Exercise details
Which lines below hold the word "this"? Copy all of them.

Provided material

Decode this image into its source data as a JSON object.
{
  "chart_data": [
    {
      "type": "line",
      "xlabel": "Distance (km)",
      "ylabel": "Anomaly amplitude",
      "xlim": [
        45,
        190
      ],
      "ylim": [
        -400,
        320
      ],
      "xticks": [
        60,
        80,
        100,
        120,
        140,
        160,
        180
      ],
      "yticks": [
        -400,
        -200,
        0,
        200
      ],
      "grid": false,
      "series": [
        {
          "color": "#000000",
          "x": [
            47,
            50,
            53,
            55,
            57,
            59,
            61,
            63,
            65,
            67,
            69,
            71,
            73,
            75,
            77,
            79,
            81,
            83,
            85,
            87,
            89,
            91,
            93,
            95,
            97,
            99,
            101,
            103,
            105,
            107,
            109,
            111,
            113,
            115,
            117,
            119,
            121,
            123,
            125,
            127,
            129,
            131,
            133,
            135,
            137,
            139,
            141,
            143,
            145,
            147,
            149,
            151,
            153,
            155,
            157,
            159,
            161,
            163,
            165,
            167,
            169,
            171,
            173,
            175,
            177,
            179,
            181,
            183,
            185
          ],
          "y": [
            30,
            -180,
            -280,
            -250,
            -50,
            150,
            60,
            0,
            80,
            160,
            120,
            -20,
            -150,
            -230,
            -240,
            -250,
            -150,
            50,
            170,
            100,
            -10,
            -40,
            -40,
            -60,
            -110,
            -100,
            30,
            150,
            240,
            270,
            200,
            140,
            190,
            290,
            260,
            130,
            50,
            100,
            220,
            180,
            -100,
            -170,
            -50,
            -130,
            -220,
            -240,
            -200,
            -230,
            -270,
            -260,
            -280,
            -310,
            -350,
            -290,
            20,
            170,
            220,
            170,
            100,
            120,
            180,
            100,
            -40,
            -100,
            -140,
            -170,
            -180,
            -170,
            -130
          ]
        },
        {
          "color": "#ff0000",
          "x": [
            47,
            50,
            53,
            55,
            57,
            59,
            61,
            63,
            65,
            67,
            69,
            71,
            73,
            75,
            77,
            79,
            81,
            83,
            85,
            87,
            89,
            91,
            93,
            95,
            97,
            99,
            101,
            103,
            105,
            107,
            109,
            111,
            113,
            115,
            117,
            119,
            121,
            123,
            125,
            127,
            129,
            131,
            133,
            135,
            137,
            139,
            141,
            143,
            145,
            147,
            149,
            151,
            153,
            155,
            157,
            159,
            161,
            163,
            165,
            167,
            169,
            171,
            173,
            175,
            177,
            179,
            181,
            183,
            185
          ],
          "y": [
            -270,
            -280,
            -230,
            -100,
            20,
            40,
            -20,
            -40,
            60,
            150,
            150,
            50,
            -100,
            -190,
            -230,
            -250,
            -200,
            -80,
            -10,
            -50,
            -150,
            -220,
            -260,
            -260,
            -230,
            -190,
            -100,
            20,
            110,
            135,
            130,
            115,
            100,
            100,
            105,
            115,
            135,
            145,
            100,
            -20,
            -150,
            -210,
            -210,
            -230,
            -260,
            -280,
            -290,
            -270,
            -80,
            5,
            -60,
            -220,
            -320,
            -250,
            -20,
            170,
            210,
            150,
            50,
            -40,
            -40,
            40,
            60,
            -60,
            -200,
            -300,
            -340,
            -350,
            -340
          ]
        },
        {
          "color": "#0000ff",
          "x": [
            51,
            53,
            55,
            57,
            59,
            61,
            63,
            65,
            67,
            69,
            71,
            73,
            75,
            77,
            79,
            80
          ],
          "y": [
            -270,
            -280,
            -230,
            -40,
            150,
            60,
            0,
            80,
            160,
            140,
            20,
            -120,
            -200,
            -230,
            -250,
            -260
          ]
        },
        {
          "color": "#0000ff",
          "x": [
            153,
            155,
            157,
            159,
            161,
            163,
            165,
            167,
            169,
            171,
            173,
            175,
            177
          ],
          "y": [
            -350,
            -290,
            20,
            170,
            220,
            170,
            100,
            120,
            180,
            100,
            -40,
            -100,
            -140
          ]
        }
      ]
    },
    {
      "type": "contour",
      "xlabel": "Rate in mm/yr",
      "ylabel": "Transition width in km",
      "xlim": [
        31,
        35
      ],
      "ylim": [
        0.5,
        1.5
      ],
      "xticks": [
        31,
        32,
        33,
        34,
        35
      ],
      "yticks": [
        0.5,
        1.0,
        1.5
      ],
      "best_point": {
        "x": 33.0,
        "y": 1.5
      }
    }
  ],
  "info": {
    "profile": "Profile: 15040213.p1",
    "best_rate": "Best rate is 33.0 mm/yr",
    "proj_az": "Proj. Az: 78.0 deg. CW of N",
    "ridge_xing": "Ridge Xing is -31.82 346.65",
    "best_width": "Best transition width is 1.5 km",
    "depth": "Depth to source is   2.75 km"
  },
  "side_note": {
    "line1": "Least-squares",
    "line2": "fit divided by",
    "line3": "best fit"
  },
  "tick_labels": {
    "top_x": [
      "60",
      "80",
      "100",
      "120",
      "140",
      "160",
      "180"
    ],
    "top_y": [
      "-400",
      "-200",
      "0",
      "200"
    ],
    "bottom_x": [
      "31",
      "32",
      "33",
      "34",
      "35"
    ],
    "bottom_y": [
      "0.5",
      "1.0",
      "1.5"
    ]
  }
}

* * *

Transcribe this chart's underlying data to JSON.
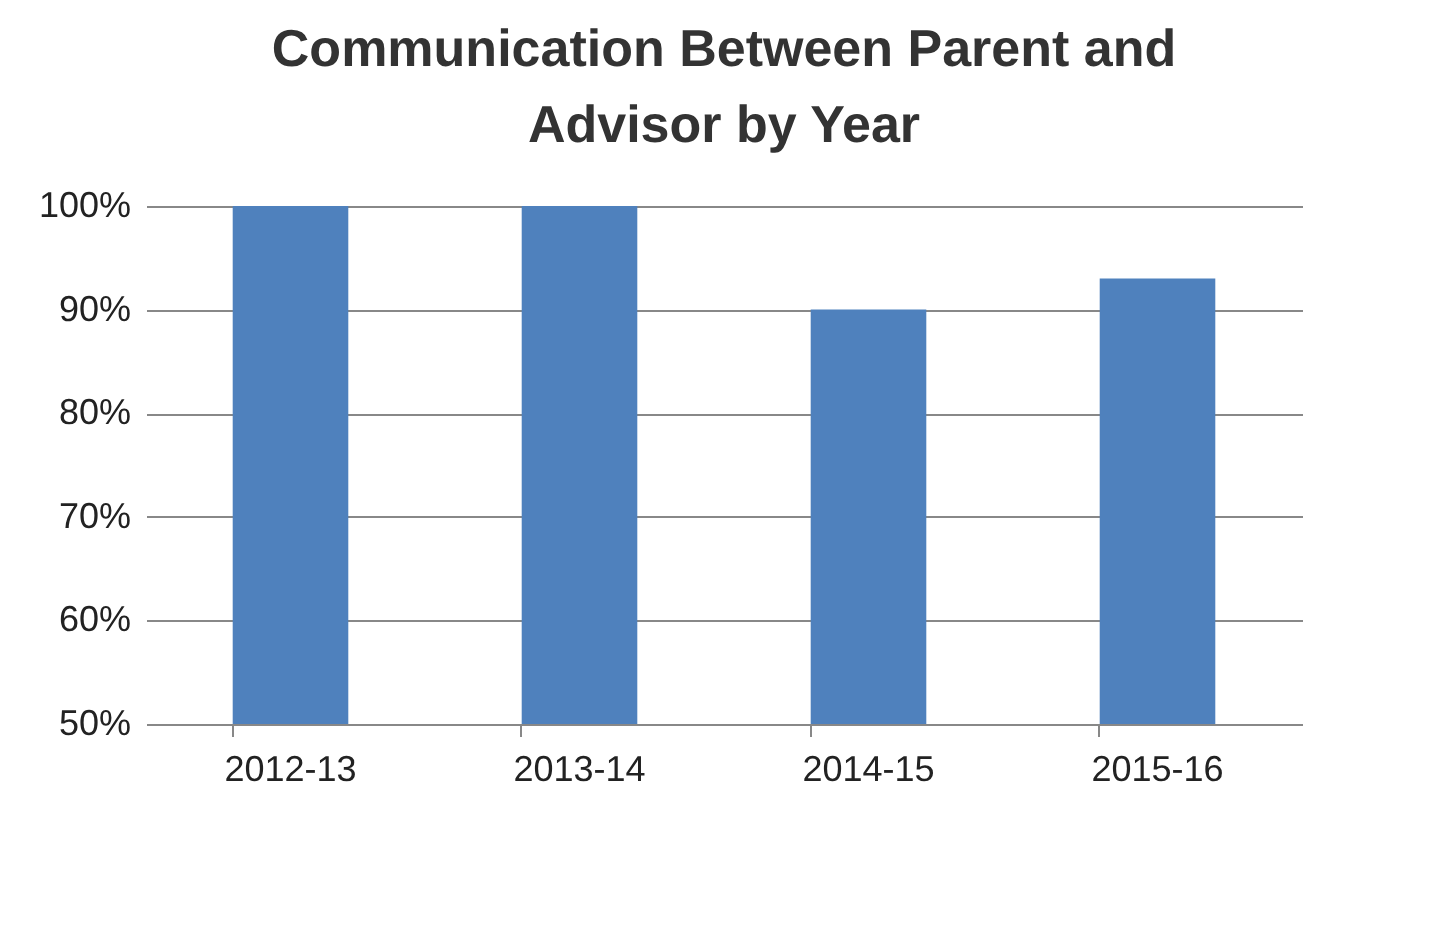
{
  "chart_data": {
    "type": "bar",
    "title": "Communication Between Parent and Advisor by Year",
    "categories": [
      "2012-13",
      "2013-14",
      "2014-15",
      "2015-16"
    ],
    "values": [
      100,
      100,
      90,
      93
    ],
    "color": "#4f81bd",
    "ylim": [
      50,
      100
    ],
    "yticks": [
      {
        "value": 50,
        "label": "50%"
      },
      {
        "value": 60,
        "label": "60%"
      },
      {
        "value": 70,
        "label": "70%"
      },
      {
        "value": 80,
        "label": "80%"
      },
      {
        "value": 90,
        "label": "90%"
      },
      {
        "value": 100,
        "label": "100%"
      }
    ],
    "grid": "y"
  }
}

Task solution
Decode this image into its source data as a JSON object.
Transcribe this chart's underlying data to JSON.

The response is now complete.